REQUIRED WORK:
Without the pictures, reproduce the records that follow exactly.

INPUT DATA:
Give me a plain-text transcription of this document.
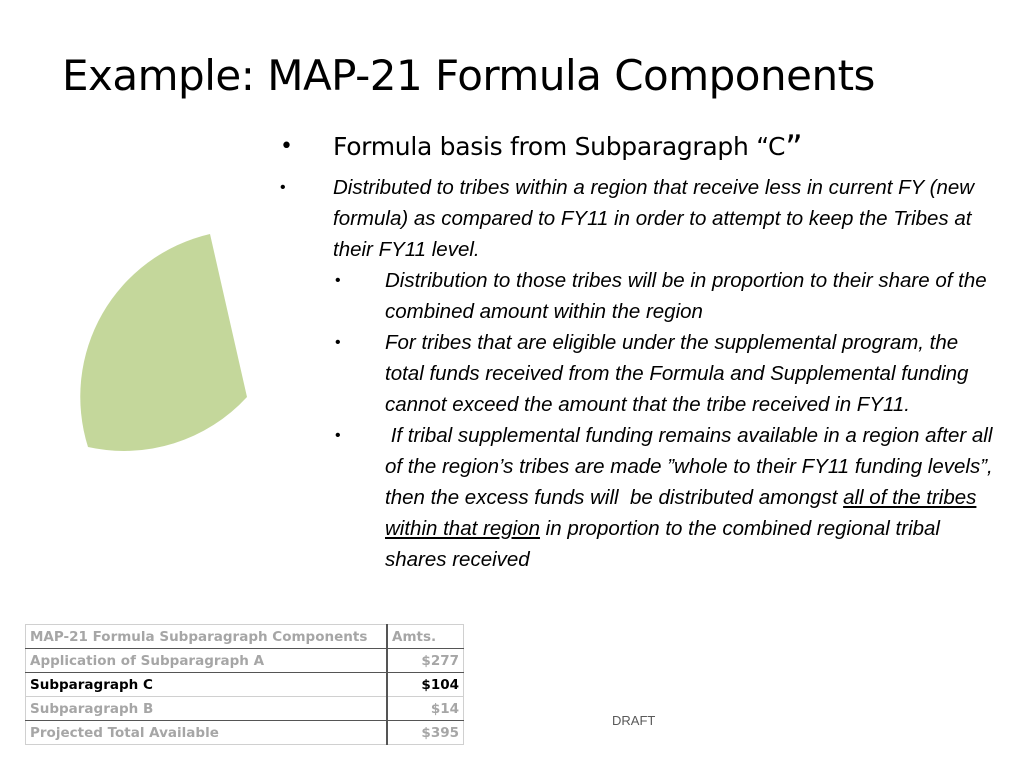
Example: MAP-21 Formula Components
• Formula basis from Subparagraph “C”
• Distributed to tribes within a region that receive less in current FY (new formula) as compared to FY11 in order to attempt to keep the Tribes at their FY11 level.
• Distribution to those tribes will be in proportion to their share of the combined amount within the region
• For tribes that are eligible under the supplemental program, the total funds received from the Formula and Supplemental funding cannot exceed the amount that the tribe received in FY11.
• If tribal supplemental funding remains available in a region after all of the region’s tribes are made ”whole to their FY11 funding levels”, then the excess funds will  be distributed amongst all of the tribes within that region in proportion to the combined regional tribal shares received
MAP-21 Formula Subparagraph Components	Amts.
Application of Subparagraph A	$277
Subparagraph C	$104
Subparagraph B	$14
Projected Total Available	$395
DRAFT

COMPLETED TASK:
Give me a plain-text transcription of this document.
Example: MAP-21 Formula Components
• Formula basis from Subparagraph “C”
• Distributed to tribes within a region that receive less in current FY (new formula) as compared to FY11 in order to attempt to keep the Tribes at their FY11 level.
• Distribution to those tribes will be in proportion to their share of the combined amount within the region
• For tribes that are eligible under the supplemental program, the total funds received from the Formula and Supplemental funding cannot exceed the amount that the tribe received in FY11.
• If tribal supplemental funding remains available in a region after all of the region’s tribes are made ”whole to their FY11 funding levels”, then the excess funds will  be distributed amongst all of the tribes within that region in proportion to the combined regional tribal shares received
MAP-21 Formula Subparagraph Components	Amts.
Application of Subparagraph A	$277
Subparagraph C	$104
Subparagraph B	$14
Projected Total Available	$395
DRAFT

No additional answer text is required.